Aim
Without the images, write out all of the following entries exactly.

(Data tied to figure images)
---+---

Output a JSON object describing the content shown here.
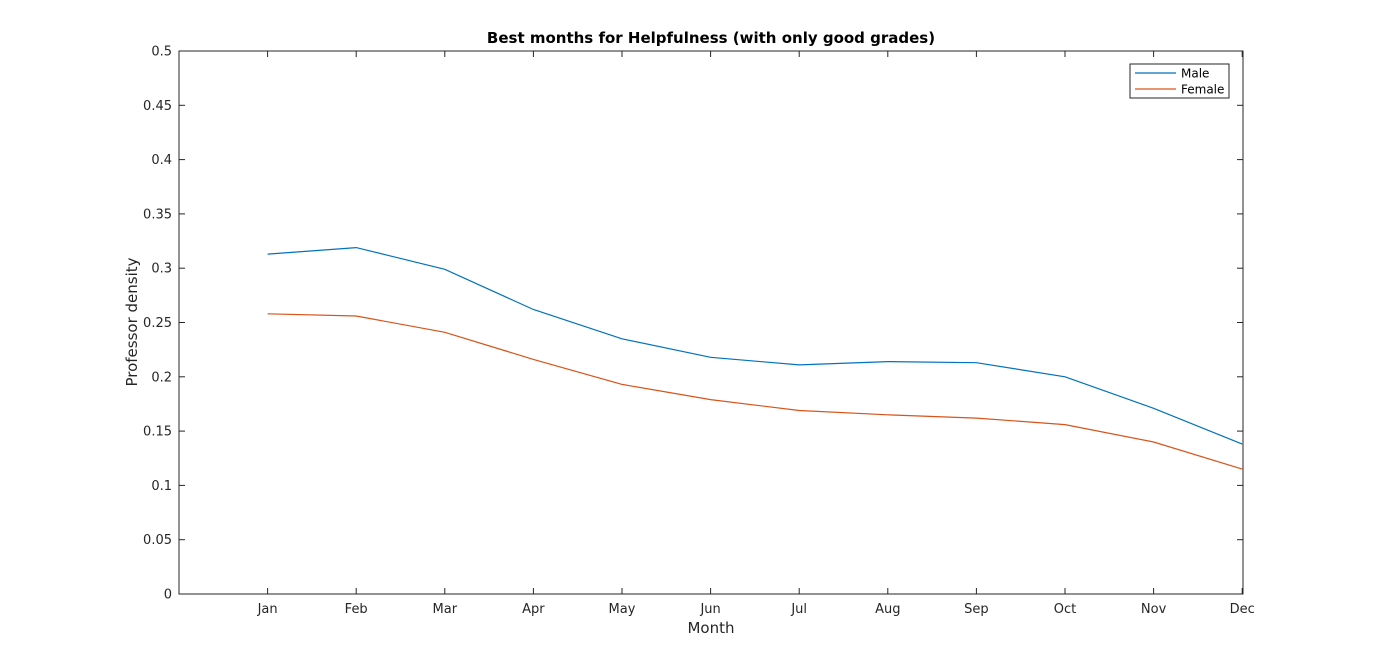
{
  "chart_data": {
    "type": "line",
    "title": "Best months for Helpfulness (with only good grades)",
    "xlabel": "Month",
    "ylabel": "Professor density",
    "categories": [
      "Jan",
      "Feb",
      "Mar",
      "Apr",
      "May",
      "Jun",
      "Jul",
      "Aug",
      "Sep",
      "Oct",
      "Nov",
      "Dec"
    ],
    "ylim": [
      0,
      0.5
    ],
    "yticks": [
      "0",
      "0.05",
      "0.1",
      "0.15",
      "0.2",
      "0.25",
      "0.3",
      "0.35",
      "0.4",
      "0.45",
      "0.5"
    ],
    "series": [
      {
        "name": "Male",
        "color": "#0072bd",
        "values": [
          0.313,
          0.319,
          0.299,
          0.262,
          0.235,
          0.218,
          0.211,
          0.214,
          0.213,
          0.2,
          0.171,
          0.138
        ]
      },
      {
        "name": "Female",
        "color": "#d95319",
        "values": [
          0.258,
          0.256,
          0.241,
          0.216,
          0.193,
          0.179,
          0.169,
          0.165,
          0.162,
          0.156,
          0.14,
          0.115
        ]
      }
    ],
    "grid": false,
    "legend_position": "top-right"
  }
}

---+---

Exercise output
Output a JSON object describing the content shown here.
{
  "chart_data": {
    "type": "line",
    "title": "Best months for Helpfulness (with only good grades)",
    "xlabel": "Month",
    "ylabel": "Professor density",
    "categories": [
      "Jan",
      "Feb",
      "Mar",
      "Apr",
      "May",
      "Jun",
      "Jul",
      "Aug",
      "Sep",
      "Oct",
      "Nov",
      "Dec"
    ],
    "ylim": [
      0,
      0.5
    ],
    "yticks": [
      "0",
      "0.05",
      "0.1",
      "0.15",
      "0.2",
      "0.25",
      "0.3",
      "0.35",
      "0.4",
      "0.45",
      "0.5"
    ],
    "series": [
      {
        "name": "Male",
        "color": "#0072bd",
        "values": [
          0.313,
          0.319,
          0.299,
          0.262,
          0.235,
          0.218,
          0.211,
          0.214,
          0.213,
          0.2,
          0.171,
          0.138
        ]
      },
      {
        "name": "Female",
        "color": "#d95319",
        "values": [
          0.258,
          0.256,
          0.241,
          0.216,
          0.193,
          0.179,
          0.169,
          0.165,
          0.162,
          0.156,
          0.14,
          0.115
        ]
      }
    ],
    "grid": false,
    "legend_position": "top-right"
  }
}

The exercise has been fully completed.